* Task prompt *
Reproduce each of the lines word for word.
---+---
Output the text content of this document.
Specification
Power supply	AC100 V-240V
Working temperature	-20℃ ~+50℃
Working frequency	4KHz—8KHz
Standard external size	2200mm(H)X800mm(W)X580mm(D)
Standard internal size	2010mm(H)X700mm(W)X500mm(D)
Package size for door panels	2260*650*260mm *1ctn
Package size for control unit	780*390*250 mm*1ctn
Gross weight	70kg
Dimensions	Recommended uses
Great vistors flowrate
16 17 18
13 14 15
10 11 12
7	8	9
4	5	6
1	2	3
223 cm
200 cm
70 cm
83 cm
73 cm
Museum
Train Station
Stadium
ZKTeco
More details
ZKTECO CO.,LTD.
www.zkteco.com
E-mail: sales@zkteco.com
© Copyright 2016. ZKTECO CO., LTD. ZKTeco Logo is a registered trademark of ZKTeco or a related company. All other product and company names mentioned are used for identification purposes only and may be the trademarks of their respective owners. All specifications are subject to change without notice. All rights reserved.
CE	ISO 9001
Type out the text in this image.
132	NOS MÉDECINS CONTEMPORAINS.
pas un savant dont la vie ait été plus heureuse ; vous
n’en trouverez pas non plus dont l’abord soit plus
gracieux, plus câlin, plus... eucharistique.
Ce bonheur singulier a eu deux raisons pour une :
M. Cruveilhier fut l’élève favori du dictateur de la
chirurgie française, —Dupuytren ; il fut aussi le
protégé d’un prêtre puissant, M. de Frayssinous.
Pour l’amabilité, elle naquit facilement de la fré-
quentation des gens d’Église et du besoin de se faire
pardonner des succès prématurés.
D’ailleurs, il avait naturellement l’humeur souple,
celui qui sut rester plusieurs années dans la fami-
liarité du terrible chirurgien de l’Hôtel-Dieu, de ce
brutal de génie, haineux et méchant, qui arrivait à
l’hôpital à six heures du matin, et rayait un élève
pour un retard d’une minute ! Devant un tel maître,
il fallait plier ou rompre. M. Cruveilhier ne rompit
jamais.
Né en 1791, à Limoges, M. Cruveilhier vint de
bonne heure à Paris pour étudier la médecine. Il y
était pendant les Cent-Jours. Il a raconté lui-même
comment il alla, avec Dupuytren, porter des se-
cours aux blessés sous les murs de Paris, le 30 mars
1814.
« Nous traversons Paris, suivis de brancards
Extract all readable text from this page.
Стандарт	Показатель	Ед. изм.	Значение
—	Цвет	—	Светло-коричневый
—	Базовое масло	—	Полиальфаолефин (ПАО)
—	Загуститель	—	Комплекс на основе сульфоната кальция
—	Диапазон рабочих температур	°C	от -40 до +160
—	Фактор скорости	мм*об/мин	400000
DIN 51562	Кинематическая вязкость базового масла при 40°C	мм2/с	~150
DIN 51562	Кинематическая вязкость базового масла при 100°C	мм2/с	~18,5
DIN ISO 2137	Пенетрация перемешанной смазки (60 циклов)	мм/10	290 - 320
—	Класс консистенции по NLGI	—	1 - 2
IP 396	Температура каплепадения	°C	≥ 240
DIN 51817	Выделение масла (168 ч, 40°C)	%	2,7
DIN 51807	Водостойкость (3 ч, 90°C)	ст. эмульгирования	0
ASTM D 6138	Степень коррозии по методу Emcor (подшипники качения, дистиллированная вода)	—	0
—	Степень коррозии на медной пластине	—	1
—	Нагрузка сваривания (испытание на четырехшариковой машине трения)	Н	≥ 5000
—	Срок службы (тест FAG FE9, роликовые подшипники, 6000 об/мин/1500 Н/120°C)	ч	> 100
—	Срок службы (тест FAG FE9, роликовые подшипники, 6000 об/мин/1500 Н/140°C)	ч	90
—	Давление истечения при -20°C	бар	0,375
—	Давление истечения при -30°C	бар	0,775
---+---
* The completed task *
Output the text content of this document.
Specification
Power supply	AC100 V-240V
Working temperature	-20℃ ~+50℃
Working frequency	4KHz—8KHz
Standard external size	2200mm(H)X800mm(W)X580mm(D)
Standard internal size	2010mm(H)X700mm(W)X500mm(D)
Package size for door panels	2260*650*260mm *1ctn
Package size for control unit	780*390*250 mm*1ctn
Gross weight	70kg
Dimensions	Recommended uses
Great vistors flowrate
16 17 18
13 14 15
10 11 12
7	8	9
4	5	6
1	2	3
223 cm
200 cm
70 cm
83 cm
73 cm
Museum
Train Station
Stadium
ZKTeco
More details
ZKTECO CO.,LTD.
www.zkteco.com
E-mail: sales@zkteco.com
© Copyright 2016. ZKTECO CO., LTD. ZKTeco Logo is a registered trademark of ZKTeco or a related company. All other product and company names mentioned are used for identification purposes only and may be the trademarks of their respective owners. All specifications are subject to change without notice. All rights reserved.
CE	ISO 9001
Type out the text in this image.
132	NOS MÉDECINS CONTEMPORAINS.
pas un savant dont la vie ait été plus heureuse ; vous
n’en trouverez pas non plus dont l’abord soit plus
gracieux, plus câlin, plus... eucharistique.
Ce bonheur singulier a eu deux raisons pour une :
M. Cruveilhier fut l’élève favori du dictateur de la
chirurgie française, —Dupuytren ; il fut aussi le
protégé d’un prêtre puissant, M. de Frayssinous.
Pour l’amabilité, elle naquit facilement de la fré-
quentation des gens d’Église et du besoin de se faire
pardonner des succès prématurés.
D’ailleurs, il avait naturellement l’humeur souple,
celui qui sut rester plusieurs années dans la fami-
liarité du terrible chirurgien de l’Hôtel-Dieu, de ce
brutal de génie, haineux et méchant, qui arrivait à
l’hôpital à six heures du matin, et rayait un élève
pour un retard d’une minute ! Devant un tel maître,
il fallait plier ou rompre. M. Cruveilhier ne rompit
jamais.
Né en 1791, à Limoges, M. Cruveilhier vint de
bonne heure à Paris pour étudier la médecine. Il y
était pendant les Cent-Jours. Il a raconté lui-même
comment il alla, avec Dupuytren, porter des se-
cours aux blessés sous les murs de Paris, le 30 mars
1814.
« Nous traversons Paris, suivis de brancards
Extract all readable text from this page.
Стандарт	Показатель	Ед. изм.	Значение
—	Цвет	—	Светло-коричневый
—	Базовое масло	—	Полиальфаолефин (ПАО)
—	Загуститель	—	Комплекс на основе сульфоната кальция
—	Диапазон рабочих температур	°C	от -40 до +160
—	Фактор скорости	мм*об/мин	400000
DIN 51562	Кинематическая вязкость базового масла при 40°C	мм2/с	~150
DIN 51562	Кинематическая вязкость базового масла при 100°C	мм2/с	~18,5
DIN ISO 2137	Пенетрация перемешанной смазки (60 циклов)	мм/10	290 - 320
—	Класс консистенции по NLGI	—	1 - 2
IP 396	Температура каплепадения	°C	≥ 240
DIN 51817	Выделение масла (168 ч, 40°C)	%	2,7
DIN 51807	Водостойкость (3 ч, 90°C)	ст. эмульгирования	0
ASTM D 6138	Степень коррозии по методу Emcor (подшипники качения, дистиллированная вода)	—	0
—	Степень коррозии на медной пластине	—	1
—	Нагрузка сваривания (испытание на четырехшариковой машине трения)	Н	≥ 5000
—	Срок службы (тест FAG FE9, роликовые подшипники, 6000 об/мин/1500 Н/120°C)	ч	> 100
—	Срок службы (тест FAG FE9, роликовые подшипники, 6000 об/мин/1500 Н/140°C)	ч	90
—	Давление истечения при -20°C	бар	0,375
—	Давление истечения при -30°C	бар	0,775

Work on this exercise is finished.